**OBJECTIVE**
Return every line of the material exactly.

(Dataset items)
--- Start ---
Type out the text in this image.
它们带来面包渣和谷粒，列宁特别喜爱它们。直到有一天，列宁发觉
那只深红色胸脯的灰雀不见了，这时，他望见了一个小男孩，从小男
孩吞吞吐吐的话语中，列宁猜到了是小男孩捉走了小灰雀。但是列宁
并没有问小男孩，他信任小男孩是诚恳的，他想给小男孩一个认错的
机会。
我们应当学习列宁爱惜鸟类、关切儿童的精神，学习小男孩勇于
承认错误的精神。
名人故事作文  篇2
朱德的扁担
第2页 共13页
--- End ---
**CORRECT RESULT**
Type out the text in this image.
它们带来面包渣和谷粒，列宁特别喜爱它们。直到有一天，列宁发觉
那只深红色胸脯的灰雀不见了，这时，他望见了一个小男孩，从小男
孩吞吞吐吐的话语中，列宁猜到了是小男孩捉走了小灰雀。但是列宁
并没有问小男孩，他信任小男孩是诚恳的，他想给小男孩一个认错的
机会。
我们应当学习列宁爱惜鸟类、关切儿童的精神，学习小男孩勇于
承认错误的精神。
名人故事作文  篇2
朱德的扁担
第2页 共13页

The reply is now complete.